What is expected. Each line of the material below should be reproduced exactly.

========

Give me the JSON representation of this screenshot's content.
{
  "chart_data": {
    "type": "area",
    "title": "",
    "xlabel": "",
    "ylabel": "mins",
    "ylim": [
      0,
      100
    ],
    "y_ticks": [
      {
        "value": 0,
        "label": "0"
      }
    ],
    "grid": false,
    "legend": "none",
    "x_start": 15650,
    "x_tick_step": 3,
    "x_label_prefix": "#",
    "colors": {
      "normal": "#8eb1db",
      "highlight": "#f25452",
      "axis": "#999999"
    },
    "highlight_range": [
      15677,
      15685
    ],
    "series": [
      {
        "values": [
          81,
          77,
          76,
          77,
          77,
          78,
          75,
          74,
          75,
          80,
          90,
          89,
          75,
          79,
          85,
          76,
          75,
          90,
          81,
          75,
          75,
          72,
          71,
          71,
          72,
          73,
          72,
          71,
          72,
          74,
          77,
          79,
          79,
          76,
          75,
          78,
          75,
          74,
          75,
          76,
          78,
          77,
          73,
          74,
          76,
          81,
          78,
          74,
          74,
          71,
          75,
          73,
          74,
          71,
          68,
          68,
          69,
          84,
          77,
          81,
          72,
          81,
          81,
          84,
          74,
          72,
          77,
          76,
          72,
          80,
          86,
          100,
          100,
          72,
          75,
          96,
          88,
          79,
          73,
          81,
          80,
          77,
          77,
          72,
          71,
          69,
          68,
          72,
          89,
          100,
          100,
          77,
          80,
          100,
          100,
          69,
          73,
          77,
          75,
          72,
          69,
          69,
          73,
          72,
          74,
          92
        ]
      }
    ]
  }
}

========

Answer to the task.
Give me the JSON representation of this screenshot's content.
{
  "chart_data": {
    "type": "area",
    "title": "",
    "xlabel": "",
    "ylabel": "mins",
    "ylim": [
      0,
      100
    ],
    "y_ticks": [
      {
        "value": 0,
        "label": "0"
      }
    ],
    "grid": false,
    "legend": "none",
    "x_start": 15650,
    "x_tick_step": 3,
    "x_label_prefix": "#",
    "colors": {
      "normal": "#8eb1db",
      "highlight": "#f25452",
      "axis": "#999999"
    },
    "highlight_range": [
      15677,
      15685
    ],
    "series": [
      {
        "values": [
          81,
          77,
          76,
          77,
          77,
          78,
          75,
          74,
          75,
          80,
          90,
          89,
          75,
          79,
          85,
          76,
          75,
          90,
          81,
          75,
          75,
          72,
          71,
          71,
          72,
          73,
          72,
          71,
          72,
          74,
          77,
          79,
          79,
          76,
          75,
          78,
          75,
          74,
          75,
          76,
          78,
          77,
          73,
          74,
          76,
          81,
          78,
          74,
          74,
          71,
          75,
          73,
          74,
          71,
          68,
          68,
          69,
          84,
          77,
          81,
          72,
          81,
          81,
          84,
          74,
          72,
          77,
          76,
          72,
          80,
          86,
          100,
          100,
          72,
          75,
          96,
          88,
          79,
          73,
          81,
          80,
          77,
          77,
          72,
          71,
          69,
          68,
          72,
          89,
          100,
          100,
          77,
          80,
          100,
          100,
          69,
          73,
          77,
          75,
          72,
          69,
          69,
          73,
          72,
          74,
          92
        ]
      }
    ]
  }
}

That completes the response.